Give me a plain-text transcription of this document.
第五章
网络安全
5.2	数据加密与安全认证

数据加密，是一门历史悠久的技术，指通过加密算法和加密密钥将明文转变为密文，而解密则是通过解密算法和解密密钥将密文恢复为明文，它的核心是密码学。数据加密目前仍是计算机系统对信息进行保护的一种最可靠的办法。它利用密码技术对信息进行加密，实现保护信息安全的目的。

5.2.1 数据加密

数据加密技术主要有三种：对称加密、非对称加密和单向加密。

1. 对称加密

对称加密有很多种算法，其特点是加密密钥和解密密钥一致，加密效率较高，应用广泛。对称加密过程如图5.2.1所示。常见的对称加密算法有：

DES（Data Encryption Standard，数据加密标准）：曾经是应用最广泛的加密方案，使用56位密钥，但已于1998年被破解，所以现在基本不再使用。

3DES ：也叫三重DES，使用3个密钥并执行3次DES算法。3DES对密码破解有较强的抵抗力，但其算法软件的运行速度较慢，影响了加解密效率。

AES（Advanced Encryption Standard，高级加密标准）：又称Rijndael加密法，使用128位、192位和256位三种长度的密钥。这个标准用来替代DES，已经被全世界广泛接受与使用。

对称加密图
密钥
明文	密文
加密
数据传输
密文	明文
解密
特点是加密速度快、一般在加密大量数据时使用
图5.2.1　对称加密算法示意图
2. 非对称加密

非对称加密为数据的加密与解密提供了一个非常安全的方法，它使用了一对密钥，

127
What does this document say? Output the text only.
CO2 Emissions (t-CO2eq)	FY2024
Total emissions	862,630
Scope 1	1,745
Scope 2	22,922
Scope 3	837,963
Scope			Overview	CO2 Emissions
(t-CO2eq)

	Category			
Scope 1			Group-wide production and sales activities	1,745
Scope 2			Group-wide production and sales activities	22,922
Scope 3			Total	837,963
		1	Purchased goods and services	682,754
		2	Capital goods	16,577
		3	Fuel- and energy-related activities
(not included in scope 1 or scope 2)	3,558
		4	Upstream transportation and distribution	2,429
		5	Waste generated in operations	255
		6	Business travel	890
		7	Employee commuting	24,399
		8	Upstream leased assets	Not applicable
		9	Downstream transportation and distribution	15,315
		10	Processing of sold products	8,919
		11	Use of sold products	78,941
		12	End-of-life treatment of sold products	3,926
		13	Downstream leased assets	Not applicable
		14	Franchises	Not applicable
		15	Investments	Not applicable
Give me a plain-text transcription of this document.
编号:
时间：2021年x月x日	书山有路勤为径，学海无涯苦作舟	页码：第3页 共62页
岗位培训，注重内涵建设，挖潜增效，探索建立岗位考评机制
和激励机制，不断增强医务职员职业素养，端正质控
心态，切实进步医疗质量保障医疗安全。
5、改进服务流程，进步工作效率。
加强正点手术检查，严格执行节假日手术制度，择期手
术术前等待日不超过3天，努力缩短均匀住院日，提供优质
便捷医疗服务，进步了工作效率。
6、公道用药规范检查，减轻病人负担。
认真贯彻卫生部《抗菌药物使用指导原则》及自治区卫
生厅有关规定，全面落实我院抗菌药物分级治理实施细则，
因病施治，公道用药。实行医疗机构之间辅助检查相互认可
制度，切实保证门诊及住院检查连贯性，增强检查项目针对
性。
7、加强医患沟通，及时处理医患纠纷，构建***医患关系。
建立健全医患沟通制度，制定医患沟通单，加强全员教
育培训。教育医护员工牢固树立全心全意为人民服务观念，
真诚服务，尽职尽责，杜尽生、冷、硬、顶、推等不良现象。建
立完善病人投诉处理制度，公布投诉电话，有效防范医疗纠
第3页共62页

---

Of the lines in this data, how many contain "leased"? Reply with only the number.

Correct result: 2